▸ **REQUEST**:
Make an exact copy of the records, with the images left out.

======== SOURCE DATA ========

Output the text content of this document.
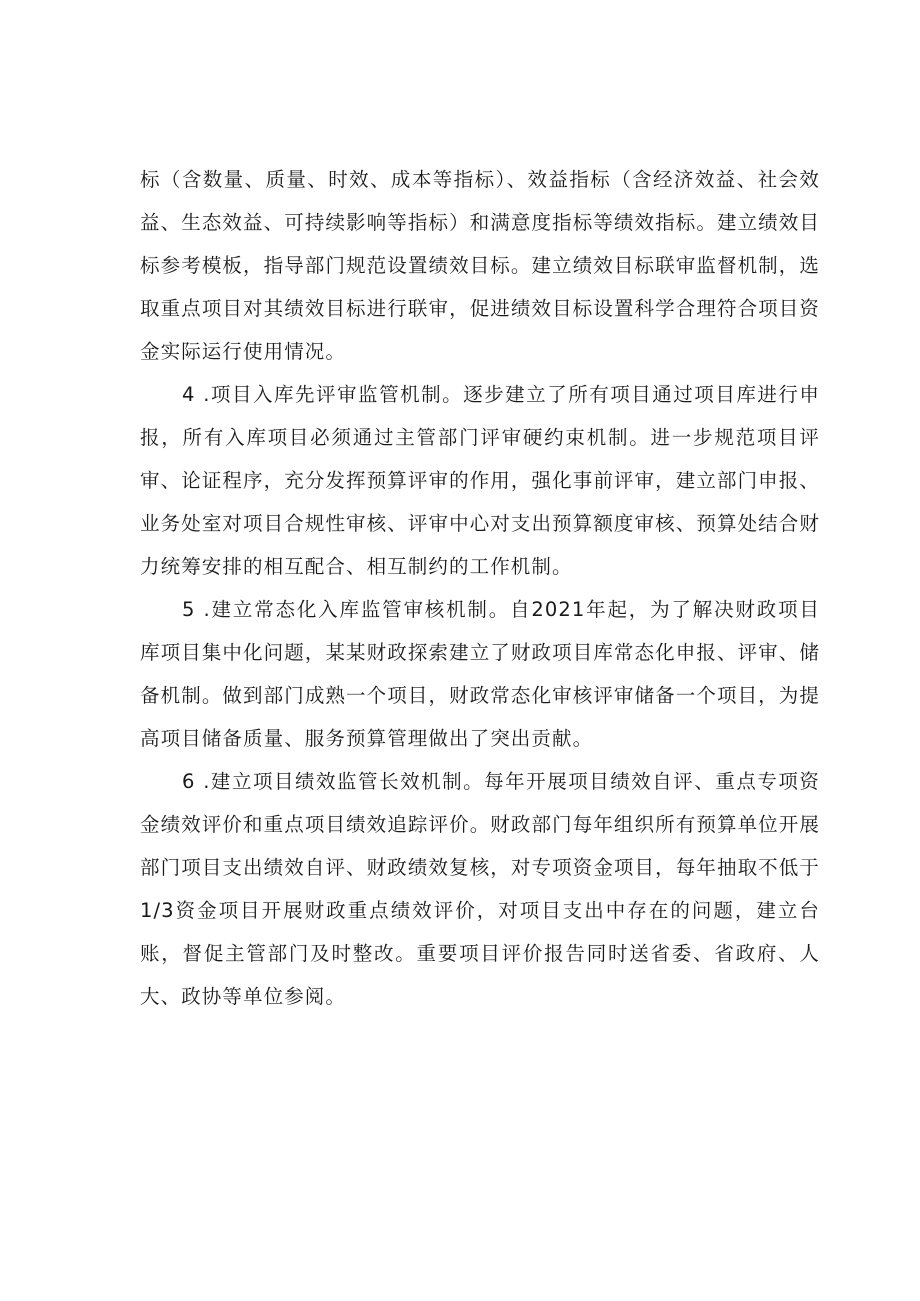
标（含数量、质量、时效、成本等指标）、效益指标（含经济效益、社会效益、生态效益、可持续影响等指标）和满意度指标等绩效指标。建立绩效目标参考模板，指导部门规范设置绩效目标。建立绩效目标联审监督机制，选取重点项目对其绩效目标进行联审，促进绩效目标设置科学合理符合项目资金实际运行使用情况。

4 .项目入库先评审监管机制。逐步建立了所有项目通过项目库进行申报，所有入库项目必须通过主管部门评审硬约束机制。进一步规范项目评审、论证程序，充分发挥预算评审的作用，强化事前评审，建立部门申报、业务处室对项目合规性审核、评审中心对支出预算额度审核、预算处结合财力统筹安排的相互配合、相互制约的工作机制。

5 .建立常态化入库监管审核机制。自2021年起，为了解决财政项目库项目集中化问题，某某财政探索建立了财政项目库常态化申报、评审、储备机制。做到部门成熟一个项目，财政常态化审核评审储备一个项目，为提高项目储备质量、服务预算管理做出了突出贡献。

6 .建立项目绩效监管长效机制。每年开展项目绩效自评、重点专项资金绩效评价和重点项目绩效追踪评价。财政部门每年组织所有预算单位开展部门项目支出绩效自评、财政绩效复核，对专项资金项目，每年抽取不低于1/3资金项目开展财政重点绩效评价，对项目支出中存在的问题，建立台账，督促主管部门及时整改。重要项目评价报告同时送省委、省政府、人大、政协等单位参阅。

========

▸ **TASK ANSWER**:
Output the text content of this document.
标（含数量、质量、时效、成本等指标）、效益指标（含经济效益、社会效益、生态效益、可持续影响等指标）和满意度指标等绩效指标。建立绩效目标参考模板，指导部门规范设置绩效目标。建立绩效目标联审监督机制，选取重点项目对其绩效目标进行联审，促进绩效目标设置科学合理符合项目资金实际运行使用情况。

4 .项目入库先评审监管机制。逐步建立了所有项目通过项目库进行申报，所有入库项目必须通过主管部门评审硬约束机制。进一步规范项目评审、论证程序，充分发挥预算评审的作用，强化事前评审，建立部门申报、业务处室对项目合规性审核、评审中心对支出预算额度审核、预算处结合财力统筹安排的相互配合、相互制约的工作机制。

5 .建立常态化入库监管审核机制。自2021年起，为了解决财政项目库项目集中化问题，某某财政探索建立了财政项目库常态化申报、评审、储备机制。做到部门成熟一个项目，财政常态化审核评审储备一个项目，为提高项目储备质量、服务预算管理做出了突出贡献。

6 .建立项目绩效监管长效机制。每年开展项目绩效自评、重点专项资金绩效评价和重点项目绩效追踪评价。财政部门每年组织所有预算单位开展部门项目支出绩效自评、财政绩效复核，对专项资金项目，每年抽取不低于1/3资金项目开展财政重点绩效评价，对项目支出中存在的问题，建立台账，督促主管部门及时整改。重要项目评价报告同时送省委、省政府、人大、政协等单位参阅。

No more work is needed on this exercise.